Instructions for the task: Take every line from the listing below that includes "this" and copy it.

(Source records)
------------
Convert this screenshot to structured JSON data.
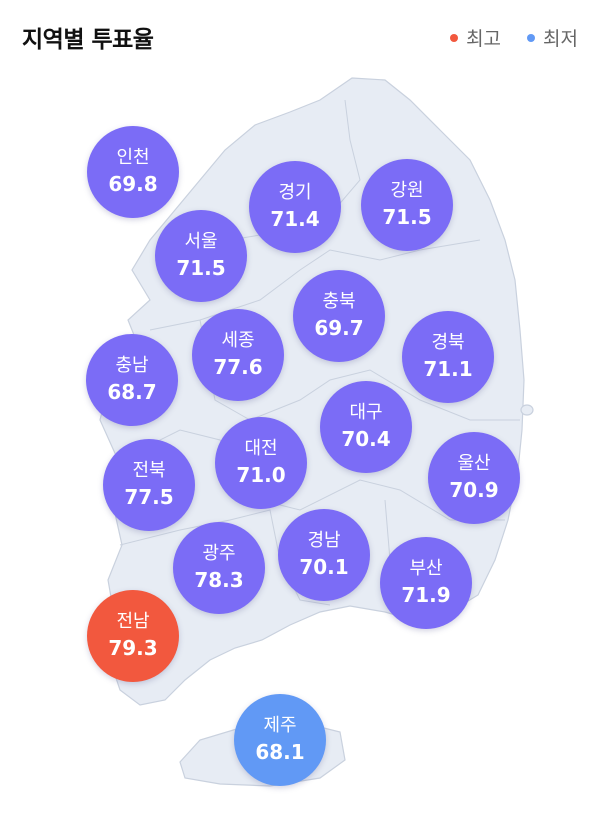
{
  "header": {
    "title": "지역별 투표율"
  },
  "legend": [
    {
      "label": "최고",
      "color": "#f2583e"
    },
    {
      "label": "최저",
      "color": "#6199f5"
    }
  ],
  "colors": {
    "normal": "#7b6cf6",
    "high": "#f2583e",
    "low": "#6199f5",
    "land": "#e7ecf4",
    "border": "#c9d1de"
  },
  "regions": [
    {
      "name": "인천",
      "value": "69.8",
      "level": "normal"
    },
    {
      "name": "경기",
      "value": "71.4",
      "level": "normal"
    },
    {
      "name": "강원",
      "value": "71.5",
      "level": "normal"
    },
    {
      "name": "서울",
      "value": "71.5",
      "level": "normal"
    },
    {
      "name": "충북",
      "value": "69.7",
      "level": "normal"
    },
    {
      "name": "세종",
      "value": "77.6",
      "level": "normal"
    },
    {
      "name": "충남",
      "value": "68.7",
      "level": "normal"
    },
    {
      "name": "경북",
      "value": "71.1",
      "level": "normal"
    },
    {
      "name": "대구",
      "value": "70.4",
      "level": "normal"
    },
    {
      "name": "대전",
      "value": "71.0",
      "level": "normal"
    },
    {
      "name": "울산",
      "value": "70.9",
      "level": "normal"
    },
    {
      "name": "전북",
      "value": "77.5",
      "level": "normal"
    },
    {
      "name": "경남",
      "value": "70.1",
      "level": "normal"
    },
    {
      "name": "광주",
      "value": "78.3",
      "level": "normal"
    },
    {
      "name": "부산",
      "value": "71.9",
      "level": "normal"
    },
    {
      "name": "전남",
      "value": "79.3",
      "level": "high"
    },
    {
      "name": "제주",
      "value": "68.1",
      "level": "low"
    }
  ]
}
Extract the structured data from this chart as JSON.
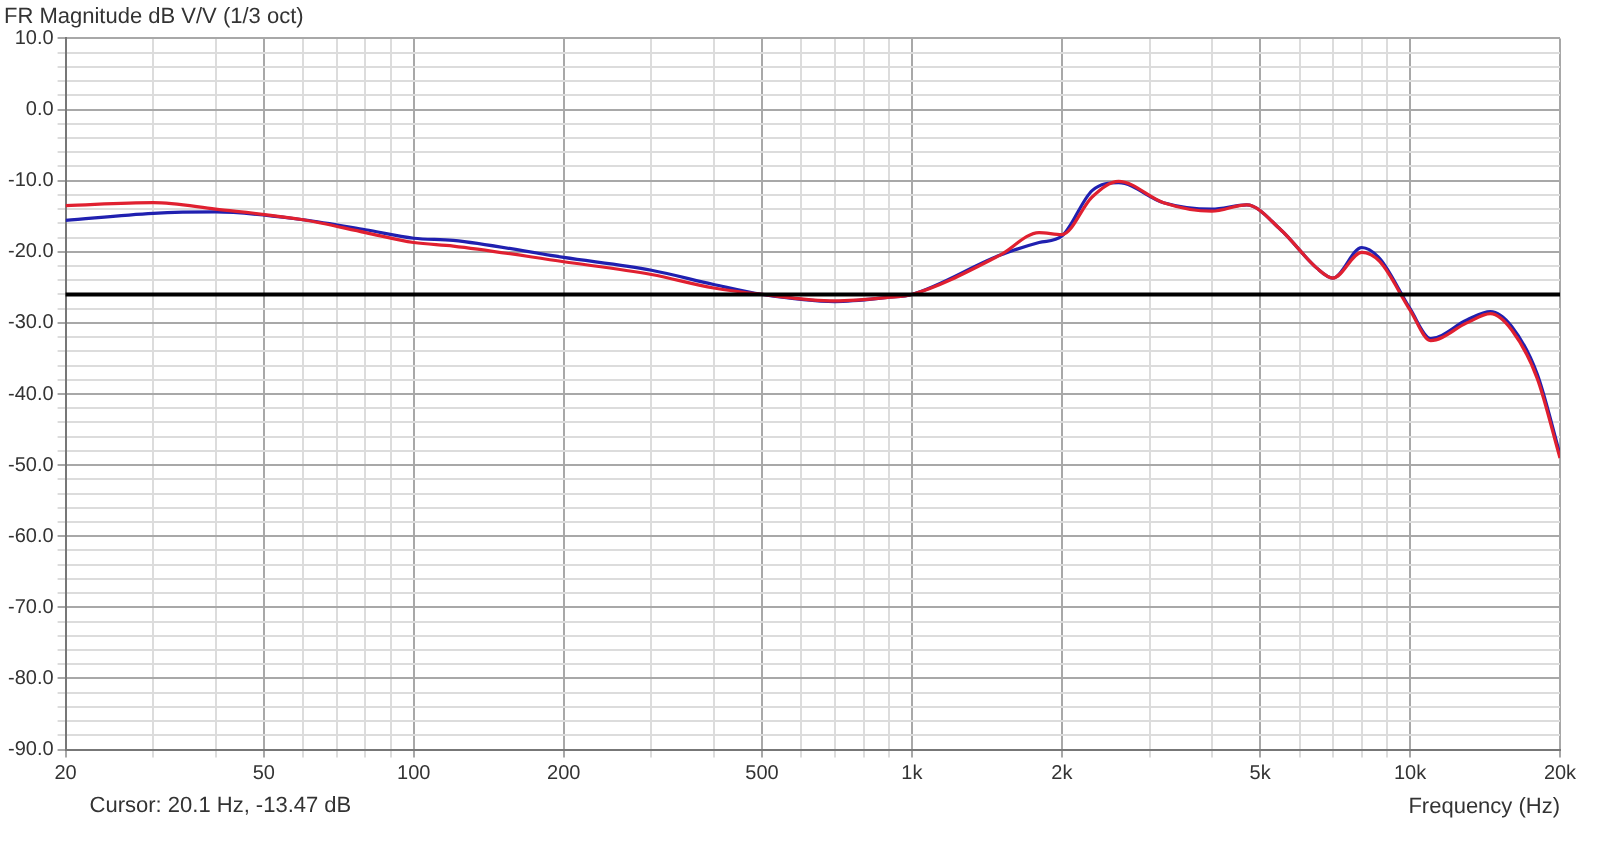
{
  "chart_data": {
    "type": "line",
    "title": "FR Magnitude dB V/V (1/3 oct)",
    "xlabel": "Frequency (Hz)",
    "log": "x",
    "grid": true,
    "legend": false,
    "marker": "none",
    "line_style": "solid",
    "xlim": [
      20,
      20000
    ],
    "xticks": [
      20,
      {
        "value": 30,
        "label": null
      },
      {
        "value": 40,
        "label": null
      },
      50,
      {
        "value": 60,
        "label": null
      },
      {
        "value": 70,
        "label": null
      },
      {
        "value": 80,
        "label": null
      },
      {
        "value": 90,
        "label": null
      },
      100,
      200,
      {
        "value": 300,
        "label": null
      },
      {
        "value": 400,
        "label": null
      },
      500,
      {
        "value": 600,
        "label": null
      },
      {
        "value": 700,
        "label": null
      },
      {
        "value": 800,
        "label": null
      },
      {
        "value": 900,
        "label": null
      },
      {
        "value": 1000,
        "label": "1k"
      },
      {
        "value": 2000,
        "label": "2k"
      },
      {
        "value": 3000,
        "label": null
      },
      {
        "value": 4000,
        "label": null
      },
      {
        "value": 5000,
        "label": "5k"
      },
      {
        "value": 6000,
        "label": null
      },
      {
        "value": 7000,
        "label": null
      },
      {
        "value": 8000,
        "label": null
      },
      {
        "value": 9000,
        "label": null
      },
      {
        "value": 10000,
        "label": "10k"
      },
      {
        "value": 20000,
        "label": "20k"
      }
    ],
    "ylim": [
      -90,
      10
    ],
    "yticks": [
      {
        "value": 10,
        "label": "10.0"
      },
      {
        "value": 8,
        "label": null
      },
      {
        "value": 6,
        "label": null
      },
      {
        "value": 4,
        "label": null
      },
      {
        "value": 2,
        "label": null
      },
      {
        "value": 0,
        "label": "0.0"
      },
      {
        "value": -2,
        "label": null
      },
      {
        "value": -4,
        "label": null
      },
      {
        "value": -6,
        "label": null
      },
      {
        "value": -8,
        "label": null
      },
      {
        "value": -10,
        "label": "-10.0"
      },
      {
        "value": -12,
        "label": null
      },
      {
        "value": -14,
        "label": null
      },
      {
        "value": -16,
        "label": null
      },
      {
        "value": -18,
        "label": null
      },
      {
        "value": -20,
        "label": "-20.0"
      },
      {
        "value": -22,
        "label": null
      },
      {
        "value": -24,
        "label": null
      },
      {
        "value": -26,
        "label": null
      },
      {
        "value": -28,
        "label": null
      },
      {
        "value": -30,
        "label": "-30.0"
      },
      {
        "value": -32,
        "label": null
      },
      {
        "value": -34,
        "label": null
      },
      {
        "value": -36,
        "label": null
      },
      {
        "value": -38,
        "label": null
      },
      {
        "value": -40,
        "label": "-40.0"
      },
      {
        "value": -42,
        "label": null
      },
      {
        "value": -44,
        "label": null
      },
      {
        "value": -46,
        "label": null
      },
      {
        "value": -48,
        "label": null
      },
      {
        "value": -50,
        "label": "-50.0"
      },
      {
        "value": -52,
        "label": null
      },
      {
        "value": -54,
        "label": null
      },
      {
        "value": -56,
        "label": null
      },
      {
        "value": -58,
        "label": null
      },
      {
        "value": -60,
        "label": "-60.0"
      },
      {
        "value": -62,
        "label": null
      },
      {
        "value": -64,
        "label": null
      },
      {
        "value": -66,
        "label": null
      },
      {
        "value": -68,
        "label": null
      },
      {
        "value": -70,
        "label": "-70.0"
      },
      {
        "value": -72,
        "label": null
      },
      {
        "value": -74,
        "label": null
      },
      {
        "value": -76,
        "label": null
      },
      {
        "value": -78,
        "label": null
      },
      {
        "value": -80,
        "label": "-80.0"
      },
      {
        "value": -82,
        "label": null
      },
      {
        "value": -84,
        "label": null
      },
      {
        "value": -86,
        "label": null
      },
      {
        "value": -88,
        "label": null
      },
      {
        "value": -90,
        "label": "-90.0"
      }
    ],
    "x": [
      20,
      30,
      40,
      60,
      80,
      100,
      120,
      200,
      300,
      400,
      500,
      700,
      900,
      1000,
      1500,
      1800,
      2000,
      2300,
      2600,
      3200,
      4000,
      4700,
      5500,
      6500,
      7000,
      8000,
      8700,
      10000,
      11000,
      13000,
      14500,
      16000,
      18000,
      20000
    ],
    "series": [
      {
        "color": "#e02030",
        "values": [
          -13.5,
          -13.1,
          -14.0,
          -15.5,
          -17.3,
          -18.7,
          -19.2,
          -21.4,
          -23.2,
          -25.1,
          -26.0,
          -26.9,
          -26.4,
          -26.0,
          -20.5,
          -17.3,
          -17.6,
          -12.3,
          -10.1,
          -13.1,
          -14.3,
          -13.4,
          -16.9,
          -22.3,
          -23.7,
          -20.1,
          -21.4,
          -28.2,
          -32.5,
          -30.0,
          -28.7,
          -31.0,
          -37.8,
          -49.0
        ]
      },
      {
        "color": "#2020b0",
        "values": [
          -15.6,
          -14.6,
          -14.4,
          -15.5,
          -16.9,
          -18.1,
          -18.4,
          -20.8,
          -22.6,
          -24.6,
          -26.0,
          -27.0,
          -26.4,
          -26.0,
          -20.5,
          -18.7,
          -17.8,
          -11.4,
          -10.3,
          -13.1,
          -14.0,
          -13.4,
          -16.9,
          -22.3,
          -23.7,
          -19.4,
          -21.0,
          -28.0,
          -32.2,
          -29.6,
          -28.4,
          -30.5,
          -37.2,
          -48.5
        ]
      }
    ],
    "ref_lines": [
      {
        "axis": "y",
        "value": -26,
        "color": "#000000"
      }
    ],
    "annotations": [
      "Cursor: 20.1 Hz, -13.47 dB"
    ]
  }
}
------------
Correct answer:
Convert this screenshot to structured JSON data.
Extract the structured data from this chart as JSON.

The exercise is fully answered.